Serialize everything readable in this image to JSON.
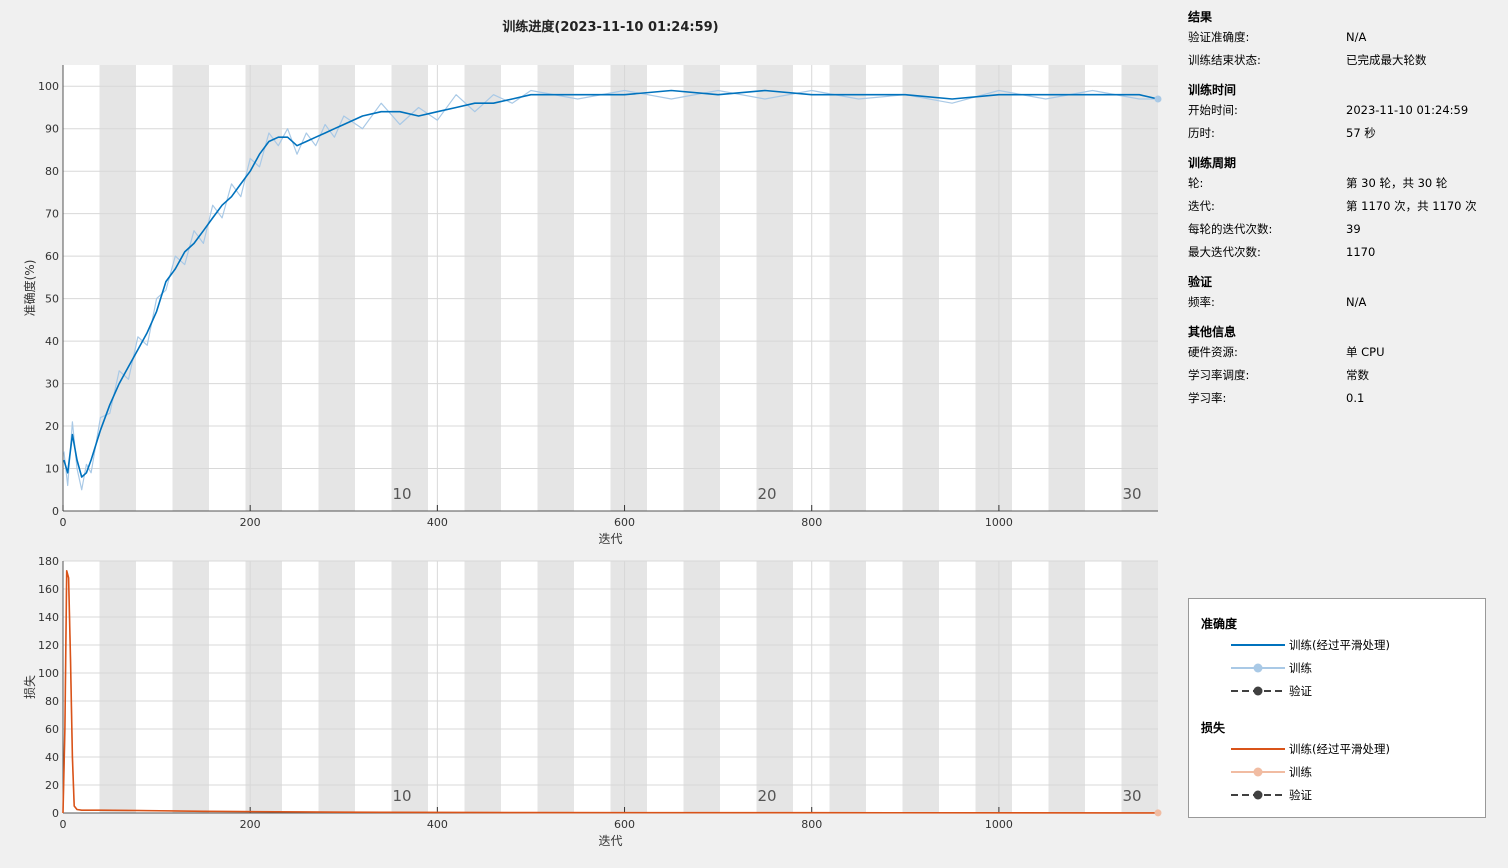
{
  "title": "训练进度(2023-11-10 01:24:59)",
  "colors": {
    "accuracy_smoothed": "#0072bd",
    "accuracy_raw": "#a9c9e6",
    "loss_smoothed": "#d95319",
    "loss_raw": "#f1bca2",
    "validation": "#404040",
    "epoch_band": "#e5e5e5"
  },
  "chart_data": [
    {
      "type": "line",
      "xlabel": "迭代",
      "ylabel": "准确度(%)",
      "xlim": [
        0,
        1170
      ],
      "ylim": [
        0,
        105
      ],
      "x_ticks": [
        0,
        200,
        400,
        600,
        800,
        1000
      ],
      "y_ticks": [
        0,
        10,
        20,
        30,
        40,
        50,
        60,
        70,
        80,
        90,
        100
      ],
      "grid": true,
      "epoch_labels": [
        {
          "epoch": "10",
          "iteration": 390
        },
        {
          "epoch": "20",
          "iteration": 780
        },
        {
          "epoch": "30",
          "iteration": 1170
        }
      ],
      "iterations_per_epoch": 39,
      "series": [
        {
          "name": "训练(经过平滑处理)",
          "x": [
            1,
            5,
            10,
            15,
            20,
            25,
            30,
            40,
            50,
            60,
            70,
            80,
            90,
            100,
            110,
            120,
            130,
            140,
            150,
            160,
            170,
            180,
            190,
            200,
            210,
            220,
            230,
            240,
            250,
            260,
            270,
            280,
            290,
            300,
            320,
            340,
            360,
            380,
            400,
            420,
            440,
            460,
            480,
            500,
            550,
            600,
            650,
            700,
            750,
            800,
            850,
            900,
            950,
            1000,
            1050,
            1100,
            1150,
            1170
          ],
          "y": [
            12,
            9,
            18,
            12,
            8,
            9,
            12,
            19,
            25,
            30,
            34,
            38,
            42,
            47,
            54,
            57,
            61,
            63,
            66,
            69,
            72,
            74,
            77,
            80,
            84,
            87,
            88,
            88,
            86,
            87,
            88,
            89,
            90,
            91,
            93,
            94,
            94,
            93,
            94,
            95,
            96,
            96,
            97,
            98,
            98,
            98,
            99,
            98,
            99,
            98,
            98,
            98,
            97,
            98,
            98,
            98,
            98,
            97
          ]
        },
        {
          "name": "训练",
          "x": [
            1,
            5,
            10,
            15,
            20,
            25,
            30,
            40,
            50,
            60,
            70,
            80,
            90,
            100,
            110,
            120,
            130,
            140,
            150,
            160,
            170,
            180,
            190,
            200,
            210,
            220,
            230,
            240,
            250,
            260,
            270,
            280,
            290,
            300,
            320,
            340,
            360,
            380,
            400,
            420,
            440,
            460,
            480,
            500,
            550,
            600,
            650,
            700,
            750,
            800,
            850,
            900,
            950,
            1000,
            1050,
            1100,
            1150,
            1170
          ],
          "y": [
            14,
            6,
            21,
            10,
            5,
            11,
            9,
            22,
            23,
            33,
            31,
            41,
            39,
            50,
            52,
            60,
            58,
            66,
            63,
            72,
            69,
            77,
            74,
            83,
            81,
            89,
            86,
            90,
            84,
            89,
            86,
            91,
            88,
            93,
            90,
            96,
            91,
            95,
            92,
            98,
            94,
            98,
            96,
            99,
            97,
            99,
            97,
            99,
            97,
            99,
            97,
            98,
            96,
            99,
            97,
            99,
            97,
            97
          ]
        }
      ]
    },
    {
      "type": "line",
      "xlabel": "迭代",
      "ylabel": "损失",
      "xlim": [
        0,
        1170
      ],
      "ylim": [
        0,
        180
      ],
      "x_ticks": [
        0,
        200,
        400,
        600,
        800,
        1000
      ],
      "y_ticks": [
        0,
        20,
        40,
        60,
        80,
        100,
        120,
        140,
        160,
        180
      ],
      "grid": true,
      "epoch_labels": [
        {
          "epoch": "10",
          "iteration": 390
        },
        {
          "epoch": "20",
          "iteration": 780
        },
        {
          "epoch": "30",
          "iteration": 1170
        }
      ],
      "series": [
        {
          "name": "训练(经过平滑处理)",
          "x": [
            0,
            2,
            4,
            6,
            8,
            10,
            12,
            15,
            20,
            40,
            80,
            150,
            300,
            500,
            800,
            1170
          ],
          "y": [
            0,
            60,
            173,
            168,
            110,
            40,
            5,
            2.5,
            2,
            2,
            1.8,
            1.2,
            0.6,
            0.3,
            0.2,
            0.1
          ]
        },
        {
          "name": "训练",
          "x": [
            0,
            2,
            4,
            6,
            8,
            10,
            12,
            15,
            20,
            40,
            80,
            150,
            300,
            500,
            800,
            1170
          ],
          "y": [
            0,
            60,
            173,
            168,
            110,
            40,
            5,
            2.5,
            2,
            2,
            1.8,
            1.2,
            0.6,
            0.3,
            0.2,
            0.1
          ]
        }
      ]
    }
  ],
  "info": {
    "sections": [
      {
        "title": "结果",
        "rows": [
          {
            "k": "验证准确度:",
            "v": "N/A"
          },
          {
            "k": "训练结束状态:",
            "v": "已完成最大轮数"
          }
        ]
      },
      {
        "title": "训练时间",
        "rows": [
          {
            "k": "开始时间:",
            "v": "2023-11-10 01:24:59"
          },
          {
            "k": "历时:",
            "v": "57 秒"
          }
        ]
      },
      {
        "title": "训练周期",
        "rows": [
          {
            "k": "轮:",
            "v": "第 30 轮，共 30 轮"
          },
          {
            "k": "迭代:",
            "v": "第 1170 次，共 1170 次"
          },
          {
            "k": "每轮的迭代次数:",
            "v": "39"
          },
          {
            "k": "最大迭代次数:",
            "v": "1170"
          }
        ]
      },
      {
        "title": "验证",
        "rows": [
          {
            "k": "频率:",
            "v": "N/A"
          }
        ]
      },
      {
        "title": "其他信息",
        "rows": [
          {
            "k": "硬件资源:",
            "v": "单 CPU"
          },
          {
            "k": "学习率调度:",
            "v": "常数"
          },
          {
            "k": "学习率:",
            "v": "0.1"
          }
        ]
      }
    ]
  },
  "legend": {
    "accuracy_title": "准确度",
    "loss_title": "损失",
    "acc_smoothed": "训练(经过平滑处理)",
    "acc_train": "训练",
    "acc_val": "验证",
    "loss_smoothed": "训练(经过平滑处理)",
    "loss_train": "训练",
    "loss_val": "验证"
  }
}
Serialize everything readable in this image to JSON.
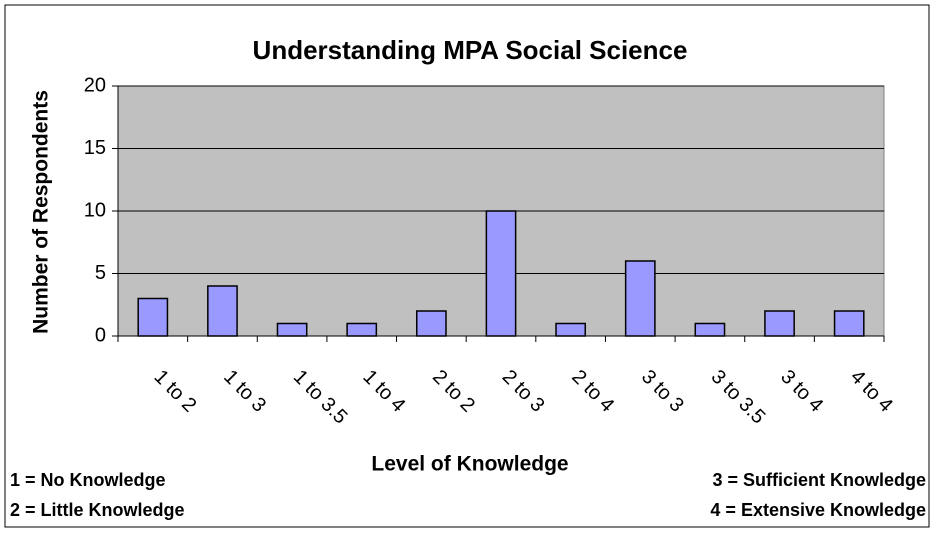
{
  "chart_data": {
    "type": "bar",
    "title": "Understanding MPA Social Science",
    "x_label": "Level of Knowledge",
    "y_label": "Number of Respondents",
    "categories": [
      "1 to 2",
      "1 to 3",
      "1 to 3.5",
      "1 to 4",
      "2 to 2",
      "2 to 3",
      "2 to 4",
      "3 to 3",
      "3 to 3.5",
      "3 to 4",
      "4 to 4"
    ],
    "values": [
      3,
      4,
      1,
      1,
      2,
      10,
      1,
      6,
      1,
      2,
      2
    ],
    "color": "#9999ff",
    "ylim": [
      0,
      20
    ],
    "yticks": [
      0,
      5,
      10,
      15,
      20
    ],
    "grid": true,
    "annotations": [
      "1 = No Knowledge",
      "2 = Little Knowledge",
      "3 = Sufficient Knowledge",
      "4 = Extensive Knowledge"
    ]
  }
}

----

### [What to work on]
Reproduce the entries above word for word. Pictures stay out.

### [Result]
Serialize everything readable in this image to JSON.
{
  "title": "训练进度(2023-11-10 01:24:59)",
  "colors": {
    "accuracy_smoothed": "#0072bd",
    "accuracy_raw": "#a9c9e6",
    "loss_smoothed": "#d95319",
    "loss_raw": "#f1bca2",
    "validation": "#404040",
    "epoch_band": "#e5e5e5"
  },
  "chart_data": [
    {
      "type": "line",
      "xlabel": "迭代",
      "ylabel": "准确度(%)",
      "xlim": [
        0,
        1170
      ],
      "ylim": [
        0,
        105
      ],
      "x_ticks": [
        0,
        200,
        400,
        600,
        800,
        1000
      ],
      "y_ticks": [
        0,
        10,
        20,
        30,
        40,
        50,
        60,
        70,
        80,
        90,
        100
      ],
      "grid": true,
      "epoch_labels": [
        {
          "epoch": "10",
          "iteration": 390
        },
        {
          "epoch": "20",
          "iteration": 780
        },
        {
          "epoch": "30",
          "iteration": 1170
        }
      ],
      "iterations_per_epoch": 39,
      "series": [
        {
          "name": "训练(经过平滑处理)",
          "x": [
            1,
            5,
            10,
            15,
            20,
            25,
            30,
            40,
            50,
            60,
            70,
            80,
            90,
            100,
            110,
            120,
            130,
            140,
            150,
            160,
            170,
            180,
            190,
            200,
            210,
            220,
            230,
            240,
            250,
            260,
            270,
            280,
            290,
            300,
            320,
            340,
            360,
            380,
            400,
            420,
            440,
            460,
            480,
            500,
            550,
            600,
            650,
            700,
            750,
            800,
            850,
            900,
            950,
            1000,
            1050,
            1100,
            1150,
            1170
          ],
          "y": [
            12,
            9,
            18,
            12,
            8,
            9,
            12,
            19,
            25,
            30,
            34,
            38,
            42,
            47,
            54,
            57,
            61,
            63,
            66,
            69,
            72,
            74,
            77,
            80,
            84,
            87,
            88,
            88,
            86,
            87,
            88,
            89,
            90,
            91,
            93,
            94,
            94,
            93,
            94,
            95,
            96,
            96,
            97,
            98,
            98,
            98,
            99,
            98,
            99,
            98,
            98,
            98,
            97,
            98,
            98,
            98,
            98,
            97
          ]
        },
        {
          "name": "训练",
          "x": [
            1,
            5,
            10,
            15,
            20,
            25,
            30,
            40,
            50,
            60,
            70,
            80,
            90,
            100,
            110,
            120,
            130,
            140,
            150,
            160,
            170,
            180,
            190,
            200,
            210,
            220,
            230,
            240,
            250,
            260,
            270,
            280,
            290,
            300,
            320,
            340,
            360,
            380,
            400,
            420,
            440,
            460,
            480,
            500,
            550,
            600,
            650,
            700,
            750,
            800,
            850,
            900,
            950,
            1000,
            1050,
            1100,
            1150,
            1170
          ],
          "y": [
            14,
            6,
            21,
            10,
            5,
            11,
            9,
            22,
            23,
            33,
            31,
            41,
            39,
            50,
            52,
            60,
            58,
            66,
            63,
            72,
            69,
            77,
            74,
            83,
            81,
            89,
            86,
            90,
            84,
            89,
            86,
            91,
            88,
            93,
            90,
            96,
            91,
            95,
            92,
            98,
            94,
            98,
            96,
            99,
            97,
            99,
            97,
            99,
            97,
            99,
            97,
            98,
            96,
            99,
            97,
            99,
            97,
            97
          ]
        }
      ]
    },
    {
      "type": "line",
      "xlabel": "迭代",
      "ylabel": "损失",
      "xlim": [
        0,
        1170
      ],
      "ylim": [
        0,
        180
      ],
      "x_ticks": [
        0,
        200,
        400,
        600,
        800,
        1000
      ],
      "y_ticks": [
        0,
        20,
        40,
        60,
        80,
        100,
        120,
        140,
        160,
        180
      ],
      "grid": true,
      "epoch_labels": [
        {
          "epoch": "10",
          "iteration": 390
        },
        {
          "epoch": "20",
          "iteration": 780
        },
        {
          "epoch": "30",
          "iteration": 1170
        }
      ],
      "series": [
        {
          "name": "训练(经过平滑处理)",
          "x": [
            0,
            2,
            4,
            6,
            8,
            10,
            12,
            15,
            20,
            40,
            80,
            150,
            300,
            500,
            800,
            1170
          ],
          "y": [
            0,
            60,
            173,
            168,
            110,
            40,
            5,
            2.5,
            2,
            2,
            1.8,
            1.2,
            0.6,
            0.3,
            0.2,
            0.1
          ]
        },
        {
          "name": "训练",
          "x": [
            0,
            2,
            4,
            6,
            8,
            10,
            12,
            15,
            20,
            40,
            80,
            150,
            300,
            500,
            800,
            1170
          ],
          "y": [
            0,
            60,
            173,
            168,
            110,
            40,
            5,
            2.5,
            2,
            2,
            1.8,
            1.2,
            0.6,
            0.3,
            0.2,
            0.1
          ]
        }
      ]
    }
  ],
  "info": {
    "sections": [
      {
        "title": "结果",
        "rows": [
          {
            "k": "验证准确度:",
            "v": "N/A"
          },
          {
            "k": "训练结束状态:",
            "v": "已完成最大轮数"
          }
        ]
      },
      {
        "title": "训练时间",
        "rows": [
          {
            "k": "开始时间:",
            "v": "2023-11-10 01:24:59"
          },
          {
            "k": "历时:",
            "v": "57 秒"
          }
        ]
      },
      {
        "title": "训练周期",
        "rows": [
          {
            "k": "轮:",
            "v": "第 30 轮，共 30 轮"
          },
          {
            "k": "迭代:",
            "v": "第 1170 次，共 1170 次"
          },
          {
            "k": "每轮的迭代次数:",
            "v": "39"
          },
          {
            "k": "最大迭代次数:",
            "v": "1170"
          }
        ]
      },
      {
        "title": "验证",
        "rows": [
          {
            "k": "频率:",
            "v": "N/A"
          }
        ]
      },
      {
        "title": "其他信息",
        "rows": [
          {
            "k": "硬件资源:",
            "v": "单 CPU"
          },
          {
            "k": "学习率调度:",
            "v": "常数"
          },
          {
            "k": "学习率:",
            "v": "0.1"
          }
        ]
      }
    ]
  },
  "legend": {
    "accuracy_title": "准确度",
    "loss_title": "损失",
    "acc_smoothed": "训练(经过平滑处理)",
    "acc_train": "训练",
    "acc_val": "验证",
    "loss_smoothed": "训练(经过平滑处理)",
    "loss_train": "训练",
    "loss_val": "验证"
  }
}
Serialize everything readable in this image to JSON.
{
  "chart_data": {
    "type": "bar",
    "title": "Understanding MPA Social Science",
    "x_label": "Level of Knowledge",
    "y_label": "Number of Respondents",
    "categories": [
      "1 to 2",
      "1 to 3",
      "1 to 3.5",
      "1 to 4",
      "2 to 2",
      "2 to 3",
      "2 to 4",
      "3 to 3",
      "3 to 3.5",
      "3 to 4",
      "4 to 4"
    ],
    "values": [
      3,
      4,
      1,
      1,
      2,
      10,
      1,
      6,
      1,
      2,
      2
    ],
    "color": "#9999ff",
    "ylim": [
      0,
      20
    ],
    "yticks": [
      0,
      5,
      10,
      15,
      20
    ],
    "grid": true,
    "annotations": [
      "1 = No Knowledge",
      "2 = Little Knowledge",
      "3 = Sufficient Knowledge",
      "4 = Extensive Knowledge"
    ]
  }
}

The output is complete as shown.